WRITTEN TASK:
Write down each entry again, exactly as it reads.

ENTRIES SHOWN:
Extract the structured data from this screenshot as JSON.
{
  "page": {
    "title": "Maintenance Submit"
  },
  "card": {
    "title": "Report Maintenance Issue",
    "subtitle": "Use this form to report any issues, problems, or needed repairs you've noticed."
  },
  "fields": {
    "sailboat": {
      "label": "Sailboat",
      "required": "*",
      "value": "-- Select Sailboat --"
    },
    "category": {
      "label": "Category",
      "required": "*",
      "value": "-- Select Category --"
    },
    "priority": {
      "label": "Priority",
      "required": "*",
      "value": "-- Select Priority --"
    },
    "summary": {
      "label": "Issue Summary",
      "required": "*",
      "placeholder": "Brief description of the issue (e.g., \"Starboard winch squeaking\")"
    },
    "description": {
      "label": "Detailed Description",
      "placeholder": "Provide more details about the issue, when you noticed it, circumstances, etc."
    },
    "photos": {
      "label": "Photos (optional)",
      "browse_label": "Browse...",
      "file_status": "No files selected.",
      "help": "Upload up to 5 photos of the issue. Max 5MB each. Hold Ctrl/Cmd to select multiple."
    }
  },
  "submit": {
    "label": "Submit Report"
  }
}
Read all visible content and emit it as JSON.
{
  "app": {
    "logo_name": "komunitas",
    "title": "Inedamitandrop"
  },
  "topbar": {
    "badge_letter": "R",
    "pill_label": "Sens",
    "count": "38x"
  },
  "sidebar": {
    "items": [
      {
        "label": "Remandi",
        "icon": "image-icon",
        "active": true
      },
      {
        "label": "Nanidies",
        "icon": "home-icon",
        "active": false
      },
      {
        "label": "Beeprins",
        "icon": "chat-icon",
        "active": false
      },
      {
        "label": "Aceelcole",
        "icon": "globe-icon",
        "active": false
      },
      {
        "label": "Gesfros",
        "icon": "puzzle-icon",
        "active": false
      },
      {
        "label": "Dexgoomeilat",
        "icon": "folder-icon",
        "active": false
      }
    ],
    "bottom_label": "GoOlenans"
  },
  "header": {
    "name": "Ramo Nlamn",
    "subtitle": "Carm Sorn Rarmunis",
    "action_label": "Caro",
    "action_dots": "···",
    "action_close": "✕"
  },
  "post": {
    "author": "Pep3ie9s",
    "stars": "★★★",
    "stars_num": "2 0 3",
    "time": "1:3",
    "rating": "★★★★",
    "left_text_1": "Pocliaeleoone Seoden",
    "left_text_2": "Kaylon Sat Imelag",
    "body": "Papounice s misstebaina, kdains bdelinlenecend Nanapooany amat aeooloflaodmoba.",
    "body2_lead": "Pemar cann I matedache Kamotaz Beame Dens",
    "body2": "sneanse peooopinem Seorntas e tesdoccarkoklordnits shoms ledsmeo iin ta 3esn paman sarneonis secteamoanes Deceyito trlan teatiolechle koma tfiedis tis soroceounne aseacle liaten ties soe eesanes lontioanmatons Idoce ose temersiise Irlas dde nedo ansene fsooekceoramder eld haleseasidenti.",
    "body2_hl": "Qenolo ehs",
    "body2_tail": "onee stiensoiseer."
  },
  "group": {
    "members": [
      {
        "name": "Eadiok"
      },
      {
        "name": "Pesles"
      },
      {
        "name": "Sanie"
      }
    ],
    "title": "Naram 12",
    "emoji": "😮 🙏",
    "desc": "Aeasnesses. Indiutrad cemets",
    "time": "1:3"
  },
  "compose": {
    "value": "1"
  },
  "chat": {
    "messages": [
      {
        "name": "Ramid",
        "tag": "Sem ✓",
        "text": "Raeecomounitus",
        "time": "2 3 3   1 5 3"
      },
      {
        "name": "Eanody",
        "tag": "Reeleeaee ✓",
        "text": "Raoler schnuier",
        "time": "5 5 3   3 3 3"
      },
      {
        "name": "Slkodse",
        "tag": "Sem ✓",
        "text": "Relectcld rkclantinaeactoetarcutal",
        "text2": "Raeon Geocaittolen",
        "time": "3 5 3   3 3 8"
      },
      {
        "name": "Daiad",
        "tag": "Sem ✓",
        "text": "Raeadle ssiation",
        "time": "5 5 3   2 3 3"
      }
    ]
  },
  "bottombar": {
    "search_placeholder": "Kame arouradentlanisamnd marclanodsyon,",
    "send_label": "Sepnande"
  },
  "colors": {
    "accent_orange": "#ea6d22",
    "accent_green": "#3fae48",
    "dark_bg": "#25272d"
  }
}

FULL ANSWER:
Extract the structured data from this screenshot as JSON.
{
  "page": {
    "title": "Maintenance Submit"
  },
  "card": {
    "title": "Report Maintenance Issue",
    "subtitle": "Use this form to report any issues, problems, or needed repairs you've noticed."
  },
  "fields": {
    "sailboat": {
      "label": "Sailboat",
      "required": "*",
      "value": "-- Select Sailboat --"
    },
    "category": {
      "label": "Category",
      "required": "*",
      "value": "-- Select Category --"
    },
    "priority": {
      "label": "Priority",
      "required": "*",
      "value": "-- Select Priority --"
    },
    "summary": {
      "label": "Issue Summary",
      "required": "*",
      "placeholder": "Brief description of the issue (e.g., \"Starboard winch squeaking\")"
    },
    "description": {
      "label": "Detailed Description",
      "placeholder": "Provide more details about the issue, when you noticed it, circumstances, etc."
    },
    "photos": {
      "label": "Photos (optional)",
      "browse_label": "Browse...",
      "file_status": "No files selected.",
      "help": "Upload up to 5 photos of the issue. Max 5MB each. Hold Ctrl/Cmd to select multiple."
    }
  },
  "submit": {
    "label": "Submit Report"
  }
}
Read all visible content and emit it as JSON.
{
  "app": {
    "logo_name": "komunitas",
    "title": "Inedamitandrop"
  },
  "topbar": {
    "badge_letter": "R",
    "pill_label": "Sens",
    "count": "38x"
  },
  "sidebar": {
    "items": [
      {
        "label": "Remandi",
        "icon": "image-icon",
        "active": true
      },
      {
        "label": "Nanidies",
        "icon": "home-icon",
        "active": false
      },
      {
        "label": "Beeprins",
        "icon": "chat-icon",
        "active": false
      },
      {
        "label": "Aceelcole",
        "icon": "globe-icon",
        "active": false
      },
      {
        "label": "Gesfros",
        "icon": "puzzle-icon",
        "active": false
      },
      {
        "label": "Dexgoomeilat",
        "icon": "folder-icon",
        "active": false
      }
    ],
    "bottom_label": "GoOlenans"
  },
  "header": {
    "name": "Ramo Nlamn",
    "subtitle": "Carm Sorn Rarmunis",
    "action_label": "Caro",
    "action_dots": "···",
    "action_close": "✕"
  },
  "post": {
    "author": "Pep3ie9s",
    "stars": "★★★",
    "stars_num": "2 0 3",
    "time": "1:3",
    "rating": "★★★★",
    "left_text_1": "Pocliaeleoone Seoden",
    "left_text_2": "Kaylon Sat Imelag",
    "body": "Papounice s misstebaina, kdains bdelinlenecend Nanapooany amat aeooloflaodmoba.",
    "body2_lead": "Pemar cann I matedache Kamotaz Beame Dens",
    "body2": "sneanse peooopinem Seorntas e tesdoccarkoklordnits shoms ledsmeo iin ta 3esn paman sarneonis secteamoanes Deceyito trlan teatiolechle koma tfiedis tis soroceounne aseacle liaten ties soe eesanes lontioanmatons Idoce ose temersiise Irlas dde nedo ansene fsooekceoramder eld haleseasidenti.",
    "body2_hl": "Qenolo ehs",
    "body2_tail": "onee stiensoiseer."
  },
  "group": {
    "members": [
      {
        "name": "Eadiok"
      },
      {
        "name": "Pesles"
      },
      {
        "name": "Sanie"
      }
    ],
    "title": "Naram 12",
    "emoji": "😮 🙏",
    "desc": "Aeasnesses. Indiutrad cemets",
    "time": "1:3"
  },
  "compose": {
    "value": "1"
  },
  "chat": {
    "messages": [
      {
        "name": "Ramid",
        "tag": "Sem ✓",
        "text": "Raeecomounitus",
        "time": "2 3 3   1 5 3"
      },
      {
        "name": "Eanody",
        "tag": "Reeleeaee ✓",
        "text": "Raoler schnuier",
        "time": "5 5 3   3 3 3"
      },
      {
        "name": "Slkodse",
        "tag": "Sem ✓",
        "text": "Relectcld rkclantinaeactoetarcutal",
        "text2": "Raeon Geocaittolen",
        "time": "3 5 3   3 3 8"
      },
      {
        "name": "Daiad",
        "tag": "Sem ✓",
        "text": "Raeadle ssiation",
        "time": "5 5 3   2 3 3"
      }
    ]
  },
  "bottombar": {
    "search_placeholder": "Kame arouradentlanisamnd marclanodsyon,",
    "send_label": "Sepnande"
  },
  "colors": {
    "accent_orange": "#ea6d22",
    "accent_green": "#3fae48",
    "dark_bg": "#25272d"
  }
}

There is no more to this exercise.